Pull every line containing "SDTVAR" from the entries.

Dataset entries »
╭──

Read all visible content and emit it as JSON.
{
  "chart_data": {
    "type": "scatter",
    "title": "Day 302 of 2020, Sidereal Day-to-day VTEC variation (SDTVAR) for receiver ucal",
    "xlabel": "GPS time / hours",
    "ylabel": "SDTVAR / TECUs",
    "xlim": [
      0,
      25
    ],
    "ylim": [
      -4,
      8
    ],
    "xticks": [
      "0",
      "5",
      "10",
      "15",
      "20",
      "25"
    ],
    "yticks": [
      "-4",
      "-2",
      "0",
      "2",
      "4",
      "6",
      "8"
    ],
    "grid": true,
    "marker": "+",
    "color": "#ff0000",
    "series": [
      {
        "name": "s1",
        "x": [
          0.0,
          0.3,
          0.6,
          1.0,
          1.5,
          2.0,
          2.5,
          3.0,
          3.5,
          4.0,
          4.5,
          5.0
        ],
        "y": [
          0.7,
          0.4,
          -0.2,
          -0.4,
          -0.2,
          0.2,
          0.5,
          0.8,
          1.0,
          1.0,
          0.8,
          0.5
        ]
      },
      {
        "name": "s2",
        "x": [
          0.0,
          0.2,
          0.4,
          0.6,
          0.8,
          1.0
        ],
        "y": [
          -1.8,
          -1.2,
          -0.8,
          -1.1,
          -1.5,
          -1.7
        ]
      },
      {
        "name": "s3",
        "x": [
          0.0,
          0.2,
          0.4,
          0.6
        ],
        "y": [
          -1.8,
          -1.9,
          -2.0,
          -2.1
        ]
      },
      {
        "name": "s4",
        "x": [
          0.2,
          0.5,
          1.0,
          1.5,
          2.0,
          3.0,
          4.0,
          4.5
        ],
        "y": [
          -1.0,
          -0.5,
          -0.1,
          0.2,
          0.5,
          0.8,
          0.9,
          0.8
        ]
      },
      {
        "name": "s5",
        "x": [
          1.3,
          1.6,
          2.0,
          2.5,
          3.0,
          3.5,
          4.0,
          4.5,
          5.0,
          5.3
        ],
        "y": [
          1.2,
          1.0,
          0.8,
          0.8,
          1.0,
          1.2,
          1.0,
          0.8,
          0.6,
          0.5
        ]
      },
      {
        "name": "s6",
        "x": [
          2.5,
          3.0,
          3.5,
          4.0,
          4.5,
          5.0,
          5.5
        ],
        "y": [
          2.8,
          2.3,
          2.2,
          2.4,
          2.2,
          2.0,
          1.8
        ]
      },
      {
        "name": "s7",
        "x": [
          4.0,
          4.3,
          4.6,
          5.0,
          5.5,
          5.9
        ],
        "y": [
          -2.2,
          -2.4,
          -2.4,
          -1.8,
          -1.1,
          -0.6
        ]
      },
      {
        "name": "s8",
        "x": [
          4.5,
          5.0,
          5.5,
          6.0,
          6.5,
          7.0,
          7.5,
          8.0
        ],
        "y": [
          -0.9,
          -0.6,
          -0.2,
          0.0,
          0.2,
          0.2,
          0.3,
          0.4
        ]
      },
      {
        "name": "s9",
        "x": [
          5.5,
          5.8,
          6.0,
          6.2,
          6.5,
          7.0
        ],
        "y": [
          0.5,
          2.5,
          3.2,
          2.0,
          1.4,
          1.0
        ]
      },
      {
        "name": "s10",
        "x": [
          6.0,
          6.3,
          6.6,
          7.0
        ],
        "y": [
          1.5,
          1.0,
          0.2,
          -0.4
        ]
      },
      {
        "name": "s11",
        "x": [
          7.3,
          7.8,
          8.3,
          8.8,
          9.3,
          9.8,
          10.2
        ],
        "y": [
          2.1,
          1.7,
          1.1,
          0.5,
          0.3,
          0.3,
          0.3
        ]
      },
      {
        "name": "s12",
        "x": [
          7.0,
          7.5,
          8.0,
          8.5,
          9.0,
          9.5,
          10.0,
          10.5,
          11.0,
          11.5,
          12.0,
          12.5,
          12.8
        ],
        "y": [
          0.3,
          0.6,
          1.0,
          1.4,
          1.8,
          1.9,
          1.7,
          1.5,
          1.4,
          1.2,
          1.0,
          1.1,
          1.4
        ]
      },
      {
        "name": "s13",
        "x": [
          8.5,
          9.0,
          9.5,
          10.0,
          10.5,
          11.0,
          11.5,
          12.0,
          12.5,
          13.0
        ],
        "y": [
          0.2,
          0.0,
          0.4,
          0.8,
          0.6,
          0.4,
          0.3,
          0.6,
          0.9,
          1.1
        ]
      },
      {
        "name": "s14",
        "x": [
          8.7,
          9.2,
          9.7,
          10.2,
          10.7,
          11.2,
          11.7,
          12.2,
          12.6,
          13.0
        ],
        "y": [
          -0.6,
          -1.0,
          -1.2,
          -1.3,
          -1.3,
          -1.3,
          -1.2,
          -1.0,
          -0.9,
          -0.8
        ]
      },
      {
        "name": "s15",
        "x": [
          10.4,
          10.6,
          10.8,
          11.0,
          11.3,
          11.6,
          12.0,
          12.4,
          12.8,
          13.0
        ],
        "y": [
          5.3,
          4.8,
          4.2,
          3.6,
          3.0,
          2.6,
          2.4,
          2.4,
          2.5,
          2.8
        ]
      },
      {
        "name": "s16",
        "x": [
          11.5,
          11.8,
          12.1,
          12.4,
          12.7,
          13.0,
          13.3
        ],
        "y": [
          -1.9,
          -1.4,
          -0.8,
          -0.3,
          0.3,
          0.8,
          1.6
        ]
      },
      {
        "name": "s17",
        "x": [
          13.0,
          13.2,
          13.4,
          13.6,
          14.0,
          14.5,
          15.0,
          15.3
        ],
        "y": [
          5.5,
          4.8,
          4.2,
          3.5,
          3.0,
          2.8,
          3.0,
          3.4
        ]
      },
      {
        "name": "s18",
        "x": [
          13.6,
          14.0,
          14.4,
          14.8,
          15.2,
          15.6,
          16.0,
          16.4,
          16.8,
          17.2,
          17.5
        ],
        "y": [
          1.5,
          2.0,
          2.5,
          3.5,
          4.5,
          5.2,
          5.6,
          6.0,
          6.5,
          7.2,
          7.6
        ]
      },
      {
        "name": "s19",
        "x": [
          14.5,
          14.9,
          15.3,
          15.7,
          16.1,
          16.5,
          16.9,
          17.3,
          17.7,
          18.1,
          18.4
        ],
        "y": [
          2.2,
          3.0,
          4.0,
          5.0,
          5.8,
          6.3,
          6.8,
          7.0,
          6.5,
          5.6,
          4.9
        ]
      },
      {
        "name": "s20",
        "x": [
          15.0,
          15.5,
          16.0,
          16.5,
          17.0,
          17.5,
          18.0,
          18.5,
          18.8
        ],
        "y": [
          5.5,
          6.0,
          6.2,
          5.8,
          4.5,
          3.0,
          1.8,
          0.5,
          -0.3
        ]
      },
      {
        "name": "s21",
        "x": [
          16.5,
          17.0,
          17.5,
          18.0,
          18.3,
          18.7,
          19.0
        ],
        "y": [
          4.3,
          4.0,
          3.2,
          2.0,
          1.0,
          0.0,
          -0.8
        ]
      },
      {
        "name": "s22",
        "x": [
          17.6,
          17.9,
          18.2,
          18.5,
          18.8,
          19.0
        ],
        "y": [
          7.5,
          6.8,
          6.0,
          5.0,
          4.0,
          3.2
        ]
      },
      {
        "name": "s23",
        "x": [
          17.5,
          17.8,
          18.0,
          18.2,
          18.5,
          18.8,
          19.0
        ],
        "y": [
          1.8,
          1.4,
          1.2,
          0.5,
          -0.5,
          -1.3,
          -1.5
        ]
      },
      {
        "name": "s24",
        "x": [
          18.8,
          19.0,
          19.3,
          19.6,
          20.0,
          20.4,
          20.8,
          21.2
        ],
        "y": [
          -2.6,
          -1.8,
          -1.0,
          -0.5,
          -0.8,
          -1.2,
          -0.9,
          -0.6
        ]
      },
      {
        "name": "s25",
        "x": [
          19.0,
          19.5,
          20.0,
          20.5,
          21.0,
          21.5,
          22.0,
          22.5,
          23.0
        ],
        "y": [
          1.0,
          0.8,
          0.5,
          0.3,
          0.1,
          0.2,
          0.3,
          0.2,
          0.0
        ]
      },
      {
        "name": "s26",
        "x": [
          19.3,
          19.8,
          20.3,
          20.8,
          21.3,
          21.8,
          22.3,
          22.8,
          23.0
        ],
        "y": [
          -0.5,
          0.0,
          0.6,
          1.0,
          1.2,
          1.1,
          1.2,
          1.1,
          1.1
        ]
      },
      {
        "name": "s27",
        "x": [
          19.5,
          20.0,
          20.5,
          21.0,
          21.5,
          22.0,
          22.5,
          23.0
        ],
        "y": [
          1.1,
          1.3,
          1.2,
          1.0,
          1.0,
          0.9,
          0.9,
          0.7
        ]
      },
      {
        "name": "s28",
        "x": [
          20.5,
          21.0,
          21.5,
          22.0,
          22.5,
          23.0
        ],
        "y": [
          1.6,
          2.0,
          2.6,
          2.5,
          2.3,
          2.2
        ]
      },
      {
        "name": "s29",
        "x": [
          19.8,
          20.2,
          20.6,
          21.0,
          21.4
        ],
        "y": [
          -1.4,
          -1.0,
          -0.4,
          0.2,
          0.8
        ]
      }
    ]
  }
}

╰──

Solution to this task »
    "title": "Day 302 of 2020, Sidereal Day-to-day VTEC variation (SDTVAR) for receiver ucal",
    "ylabel": "SDTVAR / TECUs",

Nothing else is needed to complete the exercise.